BEGIN Record set

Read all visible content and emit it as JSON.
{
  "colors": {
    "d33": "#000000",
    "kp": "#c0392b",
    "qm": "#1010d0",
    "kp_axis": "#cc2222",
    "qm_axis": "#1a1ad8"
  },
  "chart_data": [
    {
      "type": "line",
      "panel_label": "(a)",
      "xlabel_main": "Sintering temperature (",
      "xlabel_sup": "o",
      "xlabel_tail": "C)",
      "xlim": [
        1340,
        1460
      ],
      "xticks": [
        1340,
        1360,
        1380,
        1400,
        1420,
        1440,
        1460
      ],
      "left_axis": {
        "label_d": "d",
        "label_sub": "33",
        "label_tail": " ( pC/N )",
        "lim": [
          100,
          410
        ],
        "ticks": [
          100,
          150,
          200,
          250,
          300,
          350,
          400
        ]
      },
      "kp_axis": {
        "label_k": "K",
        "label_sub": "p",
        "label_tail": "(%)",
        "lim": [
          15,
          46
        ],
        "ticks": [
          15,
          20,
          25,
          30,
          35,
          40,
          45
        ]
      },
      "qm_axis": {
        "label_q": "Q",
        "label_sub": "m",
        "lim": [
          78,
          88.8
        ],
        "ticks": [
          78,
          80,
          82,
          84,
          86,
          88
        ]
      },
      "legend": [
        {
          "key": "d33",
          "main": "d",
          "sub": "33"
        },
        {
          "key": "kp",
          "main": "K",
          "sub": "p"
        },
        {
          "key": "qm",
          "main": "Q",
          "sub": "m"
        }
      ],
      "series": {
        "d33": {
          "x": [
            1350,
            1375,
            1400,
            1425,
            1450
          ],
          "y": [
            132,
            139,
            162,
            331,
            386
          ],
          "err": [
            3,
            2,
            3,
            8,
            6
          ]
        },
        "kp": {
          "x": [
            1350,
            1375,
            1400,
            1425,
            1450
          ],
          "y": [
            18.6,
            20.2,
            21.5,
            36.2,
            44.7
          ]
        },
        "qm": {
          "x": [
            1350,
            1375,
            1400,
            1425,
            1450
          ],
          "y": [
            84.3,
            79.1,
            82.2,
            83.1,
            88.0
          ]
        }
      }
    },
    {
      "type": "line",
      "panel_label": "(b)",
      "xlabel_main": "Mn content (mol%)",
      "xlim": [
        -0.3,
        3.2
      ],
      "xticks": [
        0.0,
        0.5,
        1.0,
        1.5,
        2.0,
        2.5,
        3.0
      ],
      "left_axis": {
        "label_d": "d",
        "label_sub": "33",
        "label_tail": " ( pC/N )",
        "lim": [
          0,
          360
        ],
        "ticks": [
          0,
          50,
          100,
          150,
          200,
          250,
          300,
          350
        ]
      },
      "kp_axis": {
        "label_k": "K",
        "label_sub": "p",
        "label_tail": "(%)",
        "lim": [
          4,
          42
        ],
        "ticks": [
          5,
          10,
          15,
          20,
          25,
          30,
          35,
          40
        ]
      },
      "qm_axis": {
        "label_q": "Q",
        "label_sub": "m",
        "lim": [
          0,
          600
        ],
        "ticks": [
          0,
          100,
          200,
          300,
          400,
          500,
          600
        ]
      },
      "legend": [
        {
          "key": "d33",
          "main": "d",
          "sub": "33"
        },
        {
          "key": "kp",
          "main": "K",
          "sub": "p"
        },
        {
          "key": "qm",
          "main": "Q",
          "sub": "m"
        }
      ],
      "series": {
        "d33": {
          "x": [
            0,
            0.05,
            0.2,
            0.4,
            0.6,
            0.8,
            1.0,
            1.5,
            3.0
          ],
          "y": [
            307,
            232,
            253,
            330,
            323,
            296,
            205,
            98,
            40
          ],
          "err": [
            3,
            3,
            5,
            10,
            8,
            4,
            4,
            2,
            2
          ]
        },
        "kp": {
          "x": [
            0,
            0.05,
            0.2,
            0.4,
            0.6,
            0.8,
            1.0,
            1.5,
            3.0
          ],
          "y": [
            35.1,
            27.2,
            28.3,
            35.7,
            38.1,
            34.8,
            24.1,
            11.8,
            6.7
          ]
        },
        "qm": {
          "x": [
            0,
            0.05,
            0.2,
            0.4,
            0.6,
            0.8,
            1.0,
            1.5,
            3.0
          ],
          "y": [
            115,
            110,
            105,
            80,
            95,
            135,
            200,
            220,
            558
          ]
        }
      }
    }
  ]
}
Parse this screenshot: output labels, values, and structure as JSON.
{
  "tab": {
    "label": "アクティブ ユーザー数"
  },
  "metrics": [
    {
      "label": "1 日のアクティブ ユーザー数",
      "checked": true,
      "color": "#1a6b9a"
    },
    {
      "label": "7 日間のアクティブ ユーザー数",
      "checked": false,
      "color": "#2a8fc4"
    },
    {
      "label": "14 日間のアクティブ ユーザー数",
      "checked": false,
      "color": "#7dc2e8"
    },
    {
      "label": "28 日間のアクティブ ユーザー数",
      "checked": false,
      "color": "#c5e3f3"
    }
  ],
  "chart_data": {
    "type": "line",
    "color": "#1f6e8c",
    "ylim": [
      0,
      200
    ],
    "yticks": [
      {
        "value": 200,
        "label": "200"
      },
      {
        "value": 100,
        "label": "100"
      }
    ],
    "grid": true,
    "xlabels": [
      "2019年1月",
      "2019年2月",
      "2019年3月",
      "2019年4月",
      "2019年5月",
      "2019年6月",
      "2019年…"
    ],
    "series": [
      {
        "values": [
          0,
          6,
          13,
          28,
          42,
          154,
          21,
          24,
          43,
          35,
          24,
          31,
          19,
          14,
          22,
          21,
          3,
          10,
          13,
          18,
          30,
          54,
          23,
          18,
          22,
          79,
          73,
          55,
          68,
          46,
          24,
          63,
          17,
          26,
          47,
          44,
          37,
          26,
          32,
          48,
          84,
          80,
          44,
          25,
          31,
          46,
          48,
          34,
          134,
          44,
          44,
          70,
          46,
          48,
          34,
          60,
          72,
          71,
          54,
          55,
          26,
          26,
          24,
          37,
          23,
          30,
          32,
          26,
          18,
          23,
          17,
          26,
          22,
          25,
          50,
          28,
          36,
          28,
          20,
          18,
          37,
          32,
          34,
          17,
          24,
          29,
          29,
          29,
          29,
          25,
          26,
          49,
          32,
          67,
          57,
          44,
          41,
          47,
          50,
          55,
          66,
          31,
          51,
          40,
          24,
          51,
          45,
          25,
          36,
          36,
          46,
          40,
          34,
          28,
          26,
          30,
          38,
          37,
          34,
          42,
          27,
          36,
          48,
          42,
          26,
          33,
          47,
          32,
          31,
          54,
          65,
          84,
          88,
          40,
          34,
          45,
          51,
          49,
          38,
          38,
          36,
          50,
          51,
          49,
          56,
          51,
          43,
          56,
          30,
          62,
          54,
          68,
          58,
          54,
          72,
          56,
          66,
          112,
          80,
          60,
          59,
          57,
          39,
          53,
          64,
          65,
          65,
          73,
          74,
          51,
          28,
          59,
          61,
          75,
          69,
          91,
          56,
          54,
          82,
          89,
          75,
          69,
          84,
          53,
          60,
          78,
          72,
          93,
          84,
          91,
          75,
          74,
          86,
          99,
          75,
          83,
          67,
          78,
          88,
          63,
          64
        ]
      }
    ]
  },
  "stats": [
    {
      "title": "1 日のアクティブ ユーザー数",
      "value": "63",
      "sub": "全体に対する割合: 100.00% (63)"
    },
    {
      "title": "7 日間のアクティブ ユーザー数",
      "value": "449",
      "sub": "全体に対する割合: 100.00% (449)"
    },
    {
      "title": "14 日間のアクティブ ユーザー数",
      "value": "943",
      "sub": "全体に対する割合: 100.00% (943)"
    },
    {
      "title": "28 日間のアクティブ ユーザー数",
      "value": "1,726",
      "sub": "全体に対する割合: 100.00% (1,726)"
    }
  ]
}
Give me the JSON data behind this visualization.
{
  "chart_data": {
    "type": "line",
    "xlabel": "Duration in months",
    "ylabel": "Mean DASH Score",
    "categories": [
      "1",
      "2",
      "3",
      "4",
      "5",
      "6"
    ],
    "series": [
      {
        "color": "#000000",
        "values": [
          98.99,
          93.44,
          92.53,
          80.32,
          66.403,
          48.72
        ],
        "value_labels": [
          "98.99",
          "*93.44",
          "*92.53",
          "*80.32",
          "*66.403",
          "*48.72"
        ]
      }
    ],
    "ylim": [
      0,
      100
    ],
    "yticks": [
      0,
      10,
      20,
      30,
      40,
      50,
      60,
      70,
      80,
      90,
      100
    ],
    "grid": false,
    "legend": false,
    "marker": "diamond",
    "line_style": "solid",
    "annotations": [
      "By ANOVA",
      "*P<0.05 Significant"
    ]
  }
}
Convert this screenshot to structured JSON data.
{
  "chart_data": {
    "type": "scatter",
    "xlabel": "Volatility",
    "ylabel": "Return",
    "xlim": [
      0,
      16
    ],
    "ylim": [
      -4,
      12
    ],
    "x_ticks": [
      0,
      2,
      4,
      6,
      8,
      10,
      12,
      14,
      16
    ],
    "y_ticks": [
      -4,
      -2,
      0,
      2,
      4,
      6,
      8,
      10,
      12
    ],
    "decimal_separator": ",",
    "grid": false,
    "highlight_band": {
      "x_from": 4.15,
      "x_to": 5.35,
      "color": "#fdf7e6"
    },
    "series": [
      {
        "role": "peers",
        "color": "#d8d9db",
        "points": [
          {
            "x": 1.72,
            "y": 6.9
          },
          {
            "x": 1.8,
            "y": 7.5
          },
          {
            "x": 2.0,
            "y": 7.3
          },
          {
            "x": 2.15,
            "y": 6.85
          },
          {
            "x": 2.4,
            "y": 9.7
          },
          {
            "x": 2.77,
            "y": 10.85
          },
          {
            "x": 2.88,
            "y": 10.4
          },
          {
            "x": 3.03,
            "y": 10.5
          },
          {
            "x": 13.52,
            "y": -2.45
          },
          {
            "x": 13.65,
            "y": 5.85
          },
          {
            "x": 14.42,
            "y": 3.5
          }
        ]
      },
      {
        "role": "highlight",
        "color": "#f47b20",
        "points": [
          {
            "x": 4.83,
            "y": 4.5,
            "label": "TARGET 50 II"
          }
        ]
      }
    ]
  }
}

END Record set

Task prompt:
Gather each line from the entries above that includes the word "日のアクティブ".

Exercise output:
      "label": "1 日のアクティブ ユーザー数",
      "title": "1 日のアクティブ ユーザー数",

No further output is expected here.